- _Exercise directions_: Identify each line of the records that contains the word "Basketball", and copy those lines.

- _Data excerpts_:
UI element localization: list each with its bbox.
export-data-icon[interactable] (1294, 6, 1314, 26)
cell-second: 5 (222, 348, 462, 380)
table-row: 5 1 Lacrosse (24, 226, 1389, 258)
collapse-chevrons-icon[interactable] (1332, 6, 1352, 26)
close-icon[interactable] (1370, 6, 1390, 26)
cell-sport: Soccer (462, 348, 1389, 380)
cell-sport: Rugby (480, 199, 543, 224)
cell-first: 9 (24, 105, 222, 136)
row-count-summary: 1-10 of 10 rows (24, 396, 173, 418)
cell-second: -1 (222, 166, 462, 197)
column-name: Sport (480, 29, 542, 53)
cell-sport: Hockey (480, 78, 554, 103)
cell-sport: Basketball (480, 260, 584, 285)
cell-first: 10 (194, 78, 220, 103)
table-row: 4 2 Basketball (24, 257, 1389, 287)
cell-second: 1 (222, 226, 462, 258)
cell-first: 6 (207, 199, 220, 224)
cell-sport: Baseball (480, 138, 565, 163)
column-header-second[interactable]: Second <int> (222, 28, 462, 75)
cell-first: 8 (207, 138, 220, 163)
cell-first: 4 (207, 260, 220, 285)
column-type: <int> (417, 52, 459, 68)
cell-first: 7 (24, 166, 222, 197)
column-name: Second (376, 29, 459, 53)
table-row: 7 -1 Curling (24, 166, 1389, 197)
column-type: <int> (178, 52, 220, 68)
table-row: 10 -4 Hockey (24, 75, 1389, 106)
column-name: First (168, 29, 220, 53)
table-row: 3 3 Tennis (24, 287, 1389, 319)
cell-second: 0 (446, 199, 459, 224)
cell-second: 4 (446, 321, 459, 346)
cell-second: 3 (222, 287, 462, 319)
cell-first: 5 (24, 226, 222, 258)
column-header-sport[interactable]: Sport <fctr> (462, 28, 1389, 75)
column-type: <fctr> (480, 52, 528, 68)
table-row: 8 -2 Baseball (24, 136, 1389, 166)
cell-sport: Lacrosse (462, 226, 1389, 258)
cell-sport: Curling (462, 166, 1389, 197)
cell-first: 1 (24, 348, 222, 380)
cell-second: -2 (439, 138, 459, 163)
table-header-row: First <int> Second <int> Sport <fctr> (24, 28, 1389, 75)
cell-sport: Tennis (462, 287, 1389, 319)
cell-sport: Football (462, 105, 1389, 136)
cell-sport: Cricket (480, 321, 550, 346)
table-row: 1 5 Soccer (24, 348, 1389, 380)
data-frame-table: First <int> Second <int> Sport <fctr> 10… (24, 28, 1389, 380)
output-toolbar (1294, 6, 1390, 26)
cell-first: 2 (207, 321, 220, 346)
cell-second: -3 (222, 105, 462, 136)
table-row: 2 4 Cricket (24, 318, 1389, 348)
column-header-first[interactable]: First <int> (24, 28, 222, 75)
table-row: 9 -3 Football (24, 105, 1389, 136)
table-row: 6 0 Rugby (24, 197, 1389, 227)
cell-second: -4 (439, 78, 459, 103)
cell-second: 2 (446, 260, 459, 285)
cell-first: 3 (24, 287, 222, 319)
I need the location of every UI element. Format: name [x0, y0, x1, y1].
==
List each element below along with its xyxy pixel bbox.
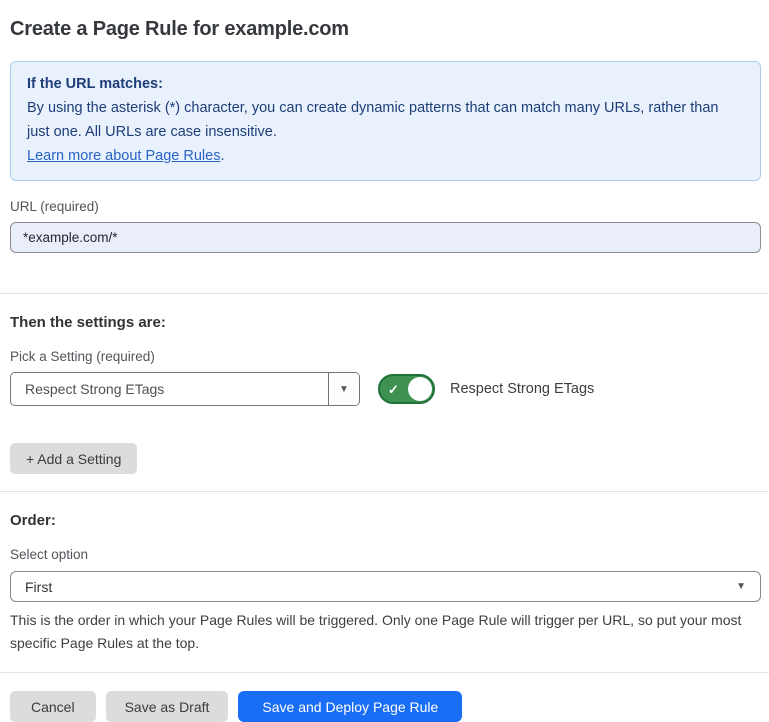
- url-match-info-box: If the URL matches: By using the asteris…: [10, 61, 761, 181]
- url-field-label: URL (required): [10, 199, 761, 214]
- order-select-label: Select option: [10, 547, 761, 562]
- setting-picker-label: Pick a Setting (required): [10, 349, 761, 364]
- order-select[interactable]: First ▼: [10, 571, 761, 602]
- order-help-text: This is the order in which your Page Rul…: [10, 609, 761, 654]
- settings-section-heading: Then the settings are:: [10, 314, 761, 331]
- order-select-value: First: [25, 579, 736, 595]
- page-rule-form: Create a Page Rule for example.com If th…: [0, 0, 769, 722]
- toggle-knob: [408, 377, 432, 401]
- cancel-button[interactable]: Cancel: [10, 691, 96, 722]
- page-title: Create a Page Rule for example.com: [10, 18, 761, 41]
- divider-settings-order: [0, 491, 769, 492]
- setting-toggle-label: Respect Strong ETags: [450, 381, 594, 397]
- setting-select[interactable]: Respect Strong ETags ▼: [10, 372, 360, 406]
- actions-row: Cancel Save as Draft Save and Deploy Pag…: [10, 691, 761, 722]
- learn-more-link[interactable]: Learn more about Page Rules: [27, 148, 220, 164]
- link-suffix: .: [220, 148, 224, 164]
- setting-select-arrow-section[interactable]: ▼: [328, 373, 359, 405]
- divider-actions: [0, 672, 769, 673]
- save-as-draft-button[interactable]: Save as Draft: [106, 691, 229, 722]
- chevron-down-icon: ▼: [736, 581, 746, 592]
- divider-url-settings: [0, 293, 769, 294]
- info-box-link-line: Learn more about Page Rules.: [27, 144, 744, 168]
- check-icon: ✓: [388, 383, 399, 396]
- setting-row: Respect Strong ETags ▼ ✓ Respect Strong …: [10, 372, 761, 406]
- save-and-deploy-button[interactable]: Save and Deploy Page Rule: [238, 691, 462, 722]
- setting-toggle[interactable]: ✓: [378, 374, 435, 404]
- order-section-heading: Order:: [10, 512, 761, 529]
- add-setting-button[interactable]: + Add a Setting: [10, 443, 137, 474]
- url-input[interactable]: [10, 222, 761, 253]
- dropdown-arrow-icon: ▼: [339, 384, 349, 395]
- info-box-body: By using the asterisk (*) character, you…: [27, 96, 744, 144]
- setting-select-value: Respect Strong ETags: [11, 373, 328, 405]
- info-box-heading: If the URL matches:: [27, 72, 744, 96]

- _Result_:
cell-sport: Basketball (480, 260, 584, 285)
table-row: 4 2 Basketball (24, 257, 1389, 287)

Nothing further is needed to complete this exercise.